* [Written task]: Read the records and gather each line that includes "color".

* [Data for this exercise]:
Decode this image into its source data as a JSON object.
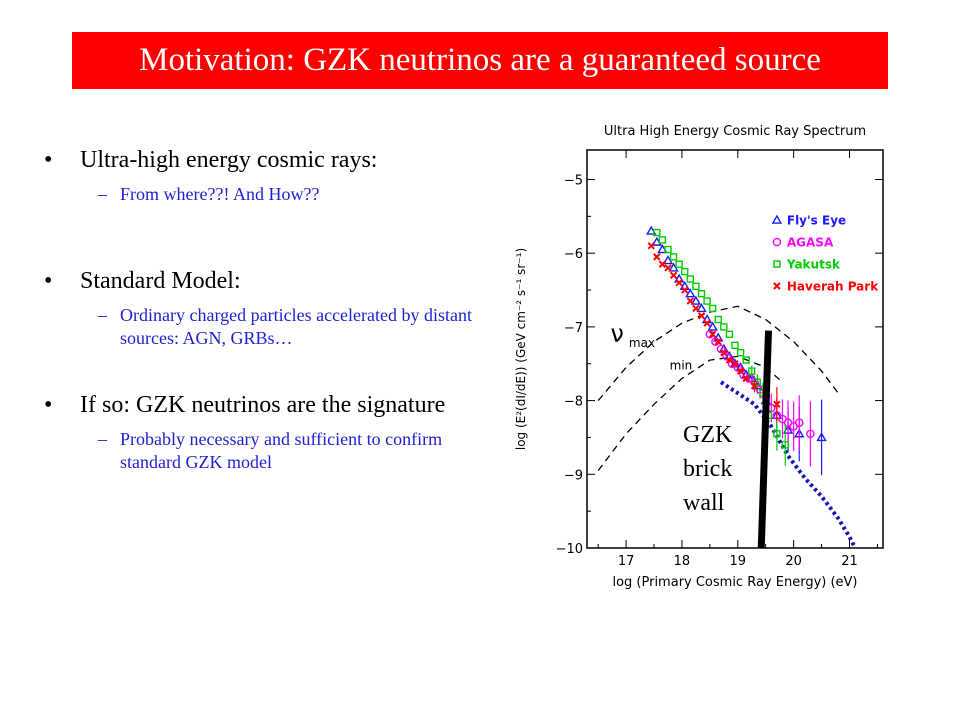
{
  "slide": {
    "title": "Motivation: GZK neutrinos are a guaranteed source",
    "bullets": [
      {
        "text": "Ultra-high energy cosmic rays:",
        "sub": [
          "From where??! And How??"
        ]
      },
      {
        "text": "Standard Model:",
        "sub": [
          "Ordinary charged particles accelerated by distant sources: AGN, GRBs…"
        ]
      },
      {
        "text": "If so: GZK neutrinos are the signature",
        "sub": [
          "Probably necessary and sufficient to confirm standard GZK model"
        ]
      }
    ],
    "annotation": {
      "lines": [
        "GZK",
        "brick",
        "wall"
      ]
    }
  },
  "chart_data": {
    "type": "scatter",
    "title": "Ultra High Energy Cosmic Ray Spectrum",
    "xlabel": "log (Primary Cosmic Ray Energy) (eV)",
    "ylabel": "log (E²(dI/dE)) (GeV cm⁻² s⁻¹ sr⁻¹)",
    "xlim": [
      16.3,
      21.6
    ],
    "ylim": [
      -10,
      -4.6
    ],
    "x_ticks": [
      17,
      18,
      19,
      20,
      21
    ],
    "y_ticks": [
      -5,
      -6,
      -7,
      -8,
      -9,
      -10
    ],
    "legend_placement": "top-right",
    "nu_labels": {
      "symbol": "ν",
      "max": "max",
      "min": "min"
    },
    "series": [
      {
        "name": "Fly's Eye",
        "marker": "triangle",
        "color": "#1a1aff",
        "points": [
          [
            17.45,
            -5.7
          ],
          [
            17.55,
            -5.85
          ],
          [
            17.65,
            -5.95
          ],
          [
            17.75,
            -6.1
          ],
          [
            17.85,
            -6.2
          ],
          [
            17.95,
            -6.35
          ],
          [
            18.05,
            -6.45
          ],
          [
            18.15,
            -6.55
          ],
          [
            18.25,
            -6.65
          ],
          [
            18.35,
            -6.75
          ],
          [
            18.45,
            -6.9
          ],
          [
            18.55,
            -7.0
          ],
          [
            18.65,
            -7.15
          ],
          [
            18.75,
            -7.3
          ],
          [
            18.85,
            -7.4
          ],
          [
            18.95,
            -7.5
          ],
          [
            19.05,
            -7.55
          ],
          [
            19.15,
            -7.65
          ],
          [
            19.25,
            -7.7
          ],
          [
            19.35,
            -7.8
          ],
          [
            19.5,
            -8.0
          ],
          [
            19.7,
            -8.2
          ],
          [
            19.9,
            -8.4
          ],
          [
            20.1,
            -8.45
          ],
          [
            20.5,
            -8.5
          ]
        ]
      },
      {
        "name": "AGASA",
        "marker": "circle",
        "color": "#ff00ff",
        "points": [
          [
            18.5,
            -7.1
          ],
          [
            18.6,
            -7.2
          ],
          [
            18.7,
            -7.3
          ],
          [
            18.8,
            -7.4
          ],
          [
            18.9,
            -7.5
          ],
          [
            19.0,
            -7.55
          ],
          [
            19.1,
            -7.65
          ],
          [
            19.2,
            -7.7
          ],
          [
            19.3,
            -7.75
          ],
          [
            19.4,
            -7.85
          ],
          [
            19.5,
            -7.95
          ],
          [
            19.6,
            -8.1
          ],
          [
            19.7,
            -8.2
          ],
          [
            19.8,
            -8.25
          ],
          [
            19.9,
            -8.3
          ],
          [
            20.0,
            -8.35
          ],
          [
            20.1,
            -8.3
          ],
          [
            20.3,
            -8.45
          ]
        ]
      },
      {
        "name": "Yakutsk",
        "marker": "square",
        "color": "#00cc00",
        "points": [
          [
            17.55,
            -5.72
          ],
          [
            17.65,
            -5.82
          ],
          [
            17.75,
            -5.95
          ],
          [
            17.85,
            -6.05
          ],
          [
            17.95,
            -6.15
          ],
          [
            18.05,
            -6.25
          ],
          [
            18.15,
            -6.35
          ],
          [
            18.25,
            -6.45
          ],
          [
            18.35,
            -6.55
          ],
          [
            18.45,
            -6.65
          ],
          [
            18.55,
            -6.75
          ],
          [
            18.65,
            -6.9
          ],
          [
            18.75,
            -7.0
          ],
          [
            18.85,
            -7.1
          ],
          [
            18.95,
            -7.25
          ],
          [
            19.05,
            -7.35
          ],
          [
            19.15,
            -7.45
          ],
          [
            19.25,
            -7.6
          ],
          [
            19.35,
            -7.75
          ],
          [
            19.45,
            -7.9
          ],
          [
            19.55,
            -8.2
          ],
          [
            19.7,
            -8.45
          ],
          [
            19.85,
            -8.6
          ]
        ]
      },
      {
        "name": "Haverah Park",
        "marker": "x",
        "color": "#ff0000",
        "points": [
          [
            17.45,
            -5.9
          ],
          [
            17.55,
            -6.05
          ],
          [
            17.65,
            -6.15
          ],
          [
            17.75,
            -6.2
          ],
          [
            17.85,
            -6.3
          ],
          [
            17.95,
            -6.4
          ],
          [
            18.05,
            -6.5
          ],
          [
            18.15,
            -6.65
          ],
          [
            18.25,
            -6.75
          ],
          [
            18.35,
            -6.85
          ],
          [
            18.45,
            -6.95
          ],
          [
            18.55,
            -7.1
          ],
          [
            18.65,
            -7.2
          ],
          [
            18.75,
            -7.35
          ],
          [
            18.85,
            -7.45
          ],
          [
            18.95,
            -7.5
          ],
          [
            19.05,
            -7.6
          ],
          [
            19.15,
            -7.7
          ],
          [
            19.3,
            -7.8
          ],
          [
            19.5,
            -7.9
          ],
          [
            19.7,
            -8.05
          ]
        ]
      }
    ],
    "curves": {
      "nu_max": [
        [
          16.5,
          -8.0
        ],
        [
          17.0,
          -7.55
        ],
        [
          17.5,
          -7.2
        ],
        [
          18.0,
          -6.95
        ],
        [
          18.5,
          -6.8
        ],
        [
          19.0,
          -6.72
        ],
        [
          19.5,
          -6.9
        ],
        [
          20.0,
          -7.2
        ],
        [
          20.5,
          -7.6
        ],
        [
          20.8,
          -7.9
        ]
      ],
      "nu_min": [
        [
          16.5,
          -8.95
        ],
        [
          17.0,
          -8.45
        ],
        [
          17.5,
          -8.05
        ],
        [
          18.0,
          -7.7
        ],
        [
          18.5,
          -7.45
        ],
        [
          19.0,
          -7.4
        ],
        [
          19.5,
          -7.55
        ],
        [
          19.8,
          -7.75
        ]
      ],
      "gzk_prediction": [
        [
          18.7,
          -7.75
        ],
        [
          19.0,
          -7.9
        ],
        [
          19.3,
          -8.05
        ],
        [
          19.6,
          -8.35
        ],
        [
          19.9,
          -8.75
        ],
        [
          20.2,
          -9.05
        ],
        [
          20.5,
          -9.3
        ],
        [
          20.8,
          -9.6
        ],
        [
          21.0,
          -9.85
        ],
        [
          21.1,
          -10.0
        ]
      ],
      "brick_wall": [
        [
          19.55,
          -7.05
        ],
        [
          19.42,
          -10.0
        ]
      ]
    }
  }
}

* [Final answer]:
        "color": "#1a1aff",
        "color": "#ff00ff",
        "color": "#00cc00",
        "color": "#ff0000",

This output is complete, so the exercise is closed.